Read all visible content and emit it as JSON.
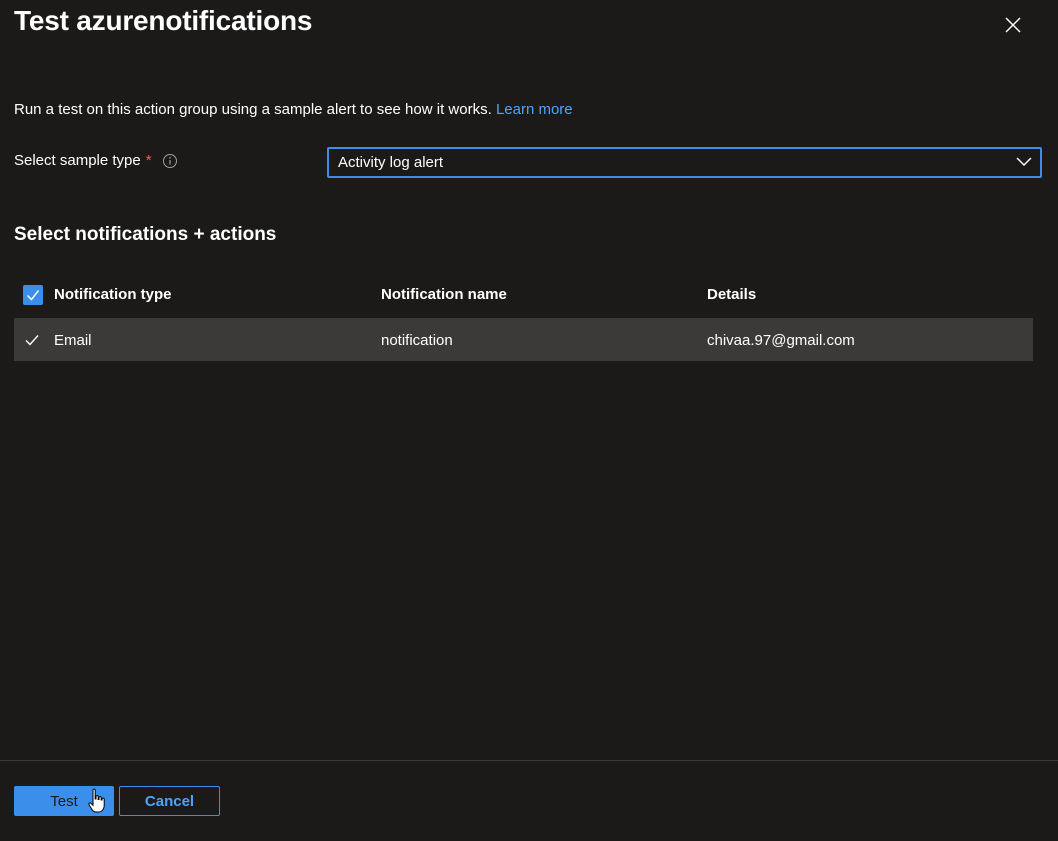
{
  "dialog": {
    "title": "Test azurenotifications",
    "description": "Run a test on this action group using a sample alert to see how it works.",
    "learn_more": "Learn more"
  },
  "sample_type": {
    "label": "Select sample type",
    "required_mark": "*",
    "selected": "Activity log alert"
  },
  "section": {
    "heading": "Select notifications + actions"
  },
  "table": {
    "columns": [
      "Notification type",
      "Notification name",
      "Details"
    ],
    "select_all_checked": true,
    "rows": [
      {
        "type": "Email",
        "name": "notification",
        "details": "chivaa.97@gmail.com",
        "checked": true
      }
    ]
  },
  "footer": {
    "test_label": "Test",
    "cancel_label": "Cancel"
  },
  "colors": {
    "background": "#1b1a19",
    "accent": "#3b8eea",
    "link": "#4da3ff",
    "row_highlight": "#3b3a39",
    "required": "#ff5757"
  },
  "icons": [
    "close-icon",
    "info-icon",
    "chevron-down-icon",
    "checkmark-icon",
    "hand-cursor-icon"
  ]
}
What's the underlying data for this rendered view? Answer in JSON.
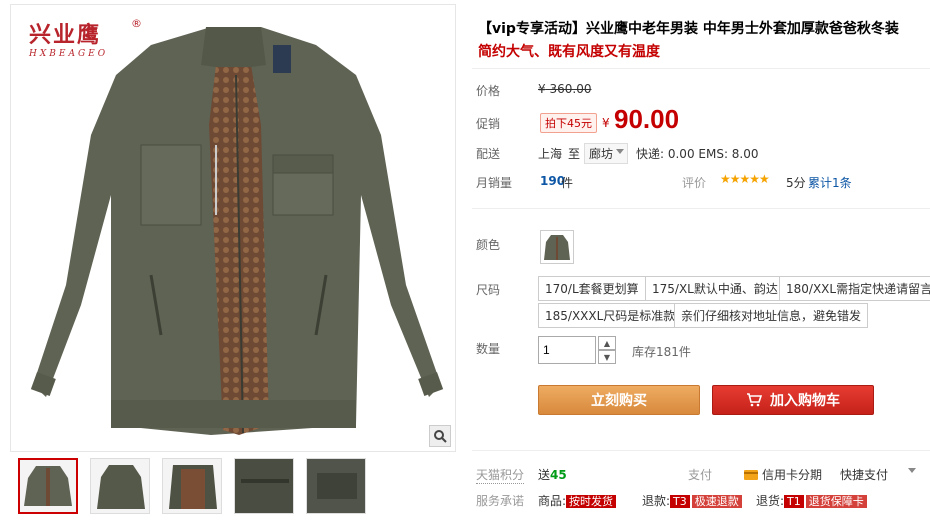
{
  "brand": {
    "name": "兴业鹰",
    "reg": "®",
    "sub": "HXBEAGEO"
  },
  "title": "【vip专享活动】兴业鹰中老年男装 中年男士外套加厚款爸爸秋冬装",
  "subtitle": "简约大气、既有风度又有温度",
  "price": {
    "label": "价格",
    "currency": "¥",
    "original": "360.00"
  },
  "promo": {
    "label": "促销",
    "badge": "拍下45元",
    "currency": "¥",
    "price": "90.00"
  },
  "shipping": {
    "label": "配送",
    "from": "上海",
    "to_word": "至",
    "destination": "廊坊",
    "fees": "快递: 0.00 EMS: 8.00"
  },
  "sales": {
    "label": "月销量",
    "count": "190",
    "unit": "件",
    "rating_label": "评价",
    "stars": "★★★★★",
    "score": "5分",
    "reviews": "累计1条"
  },
  "color": {
    "label": "颜色"
  },
  "size": {
    "label": "尺码",
    "options": [
      "170/L套餐更划算",
      "175/XL默认中通、韵达",
      "180/XXL需指定快递请留言",
      "185/XXXL尺码是标准款",
      "亲们仔细核对地址信息，避免错发"
    ]
  },
  "quantity": {
    "label": "数量",
    "value": "1",
    "stock": "库存181件"
  },
  "buttons": {
    "buy": "立刻购买",
    "cart": "加入购物车"
  },
  "bottom": {
    "points_label": "天猫积分",
    "points_prefix": "送",
    "points_value": "45",
    "pay_label": "支付",
    "credit": "信用卡分期",
    "quick_pay": "快捷支付",
    "promise_label": "服务承诺",
    "goods_label": "商品:",
    "goods_tag": "按时发货",
    "refund_label": "退款:",
    "refund_code": "T3",
    "refund_text": "极速退款",
    "return_label": "退货:",
    "return_code": "T1",
    "return_text": "退货保障卡"
  },
  "colors": {
    "accent_red": "#c40000",
    "buy_orange": "#e9a559",
    "cart_red": "#d42a22",
    "link_blue": "#0c56a5",
    "star_gold": "#f5a300"
  }
}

------

→ BRIEF
In the entries above, some lines may contain the string "JSON"; report how many, without additional comment.

→ ANSWER IN FULL
2